*** Data records Section Begins ***

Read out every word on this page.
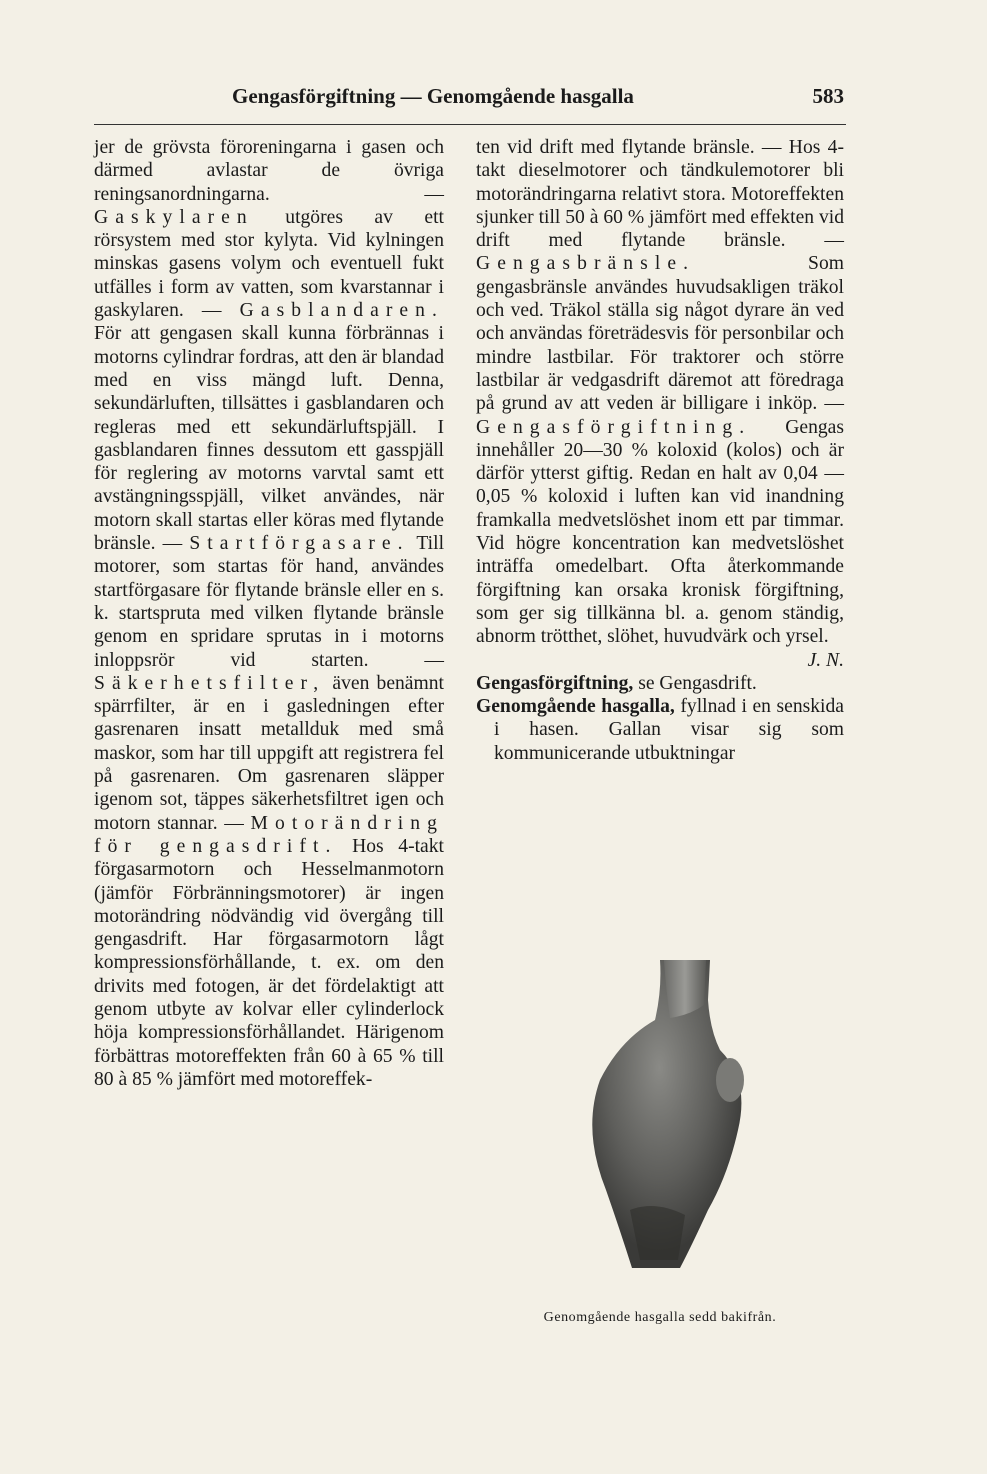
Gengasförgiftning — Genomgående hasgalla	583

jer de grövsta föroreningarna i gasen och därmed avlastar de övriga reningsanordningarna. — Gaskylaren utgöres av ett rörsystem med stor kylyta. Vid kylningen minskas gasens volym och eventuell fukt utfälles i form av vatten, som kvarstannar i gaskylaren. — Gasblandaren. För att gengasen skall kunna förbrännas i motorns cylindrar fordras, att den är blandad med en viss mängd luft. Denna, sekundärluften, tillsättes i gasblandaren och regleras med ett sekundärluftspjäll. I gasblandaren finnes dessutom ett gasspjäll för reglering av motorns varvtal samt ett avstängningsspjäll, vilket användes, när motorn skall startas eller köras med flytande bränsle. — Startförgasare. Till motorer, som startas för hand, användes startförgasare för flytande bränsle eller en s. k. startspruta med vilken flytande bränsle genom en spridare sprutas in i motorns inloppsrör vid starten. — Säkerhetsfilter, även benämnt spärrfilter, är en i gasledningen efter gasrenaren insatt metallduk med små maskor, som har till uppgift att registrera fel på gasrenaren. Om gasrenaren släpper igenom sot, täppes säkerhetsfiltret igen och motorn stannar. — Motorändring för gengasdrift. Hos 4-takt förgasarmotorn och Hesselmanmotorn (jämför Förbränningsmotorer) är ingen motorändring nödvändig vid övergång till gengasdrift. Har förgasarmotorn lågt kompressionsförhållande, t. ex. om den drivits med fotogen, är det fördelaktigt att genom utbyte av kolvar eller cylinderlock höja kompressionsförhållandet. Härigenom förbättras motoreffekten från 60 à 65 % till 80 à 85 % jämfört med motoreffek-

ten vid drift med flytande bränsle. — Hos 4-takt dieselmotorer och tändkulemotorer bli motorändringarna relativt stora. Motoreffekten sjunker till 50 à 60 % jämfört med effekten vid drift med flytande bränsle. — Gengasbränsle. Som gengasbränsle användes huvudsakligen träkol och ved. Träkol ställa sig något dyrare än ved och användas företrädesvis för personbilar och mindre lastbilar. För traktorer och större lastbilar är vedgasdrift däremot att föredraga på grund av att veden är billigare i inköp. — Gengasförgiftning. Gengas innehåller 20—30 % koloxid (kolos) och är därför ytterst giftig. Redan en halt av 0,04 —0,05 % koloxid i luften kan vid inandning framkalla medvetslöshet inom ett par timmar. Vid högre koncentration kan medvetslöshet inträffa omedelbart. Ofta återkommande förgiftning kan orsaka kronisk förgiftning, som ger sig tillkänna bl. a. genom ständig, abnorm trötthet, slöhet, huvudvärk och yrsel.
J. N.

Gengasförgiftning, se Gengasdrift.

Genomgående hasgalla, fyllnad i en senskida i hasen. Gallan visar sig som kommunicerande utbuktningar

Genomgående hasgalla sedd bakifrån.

*** Data records Section Ends ***

* _Problem requirements_:
All that's required is the material above repeated exactly, minus any picture.

* _Written answer_:
Read out every word on this page.
Gengasförgiftning — Genomgående hasgalla	583

jer de grövsta föroreningarna i gasen och därmed avlastar de övriga reningsanordningarna. — Gaskylaren utgöres av ett rörsystem med stor kylyta. Vid kylningen minskas gasens volym och eventuell fukt utfälles i form av vatten, som kvarstannar i gaskylaren. — Gasblandaren. För att gengasen skall kunna förbrännas i motorns cylindrar fordras, att den är blandad med en viss mängd luft. Denna, sekundärluften, tillsättes i gasblandaren och regleras med ett sekundärluftspjäll. I gasblandaren finnes dessutom ett gasspjäll för reglering av motorns varvtal samt ett avstängningsspjäll, vilket användes, när motorn skall startas eller köras med flytande bränsle. — Startförgasare. Till motorer, som startas för hand, användes startförgasare för flytande bränsle eller en s. k. startspruta med vilken flytande bränsle genom en spridare sprutas in i motorns inloppsrör vid starten. — Säkerhetsfilter, även benämnt spärrfilter, är en i gasledningen efter gasrenaren insatt metallduk med små maskor, som har till uppgift att registrera fel på gasrenaren. Om gasrenaren släpper igenom sot, täppes säkerhetsfiltret igen och motorn stannar. — Motorändring för gengasdrift. Hos 4-takt förgasarmotorn och Hesselmanmotorn (jämför Förbränningsmotorer) är ingen motorändring nödvändig vid övergång till gengasdrift. Har förgasarmotorn lågt kompressionsförhållande, t. ex. om den drivits med fotogen, är det fördelaktigt att genom utbyte av kolvar eller cylinderlock höja kompressionsförhållandet. Härigenom förbättras motoreffekten från 60 à 65 % till 80 à 85 % jämfört med motoreffek-

ten vid drift med flytande bränsle. — Hos 4-takt dieselmotorer och tändkulemotorer bli motorändringarna relativt stora. Motoreffekten sjunker till 50 à 60 % jämfört med effekten vid drift med flytande bränsle. — Gengasbränsle. Som gengasbränsle användes huvudsakligen träkol och ved. Träkol ställa sig något dyrare än ved och användas företrädesvis för personbilar och mindre lastbilar. För traktorer och större lastbilar är vedgasdrift däremot att föredraga på grund av att veden är billigare i inköp. — Gengasförgiftning. Gengas innehåller 20—30 % koloxid (kolos) och är därför ytterst giftig. Redan en halt av 0,04 —0,05 % koloxid i luften kan vid inandning framkalla medvetslöshet inom ett par timmar. Vid högre koncentration kan medvetslöshet inträffa omedelbart. Ofta återkommande förgiftning kan orsaka kronisk förgiftning, som ger sig tillkänna bl. a. genom ständig, abnorm trötthet, slöhet, huvudvärk och yrsel.
J. N.

Gengasförgiftning, se Gengasdrift.

Genomgående hasgalla, fyllnad i en senskida i hasen. Gallan visar sig som kommunicerande utbuktningar

Genomgående hasgalla sedd bakifrån.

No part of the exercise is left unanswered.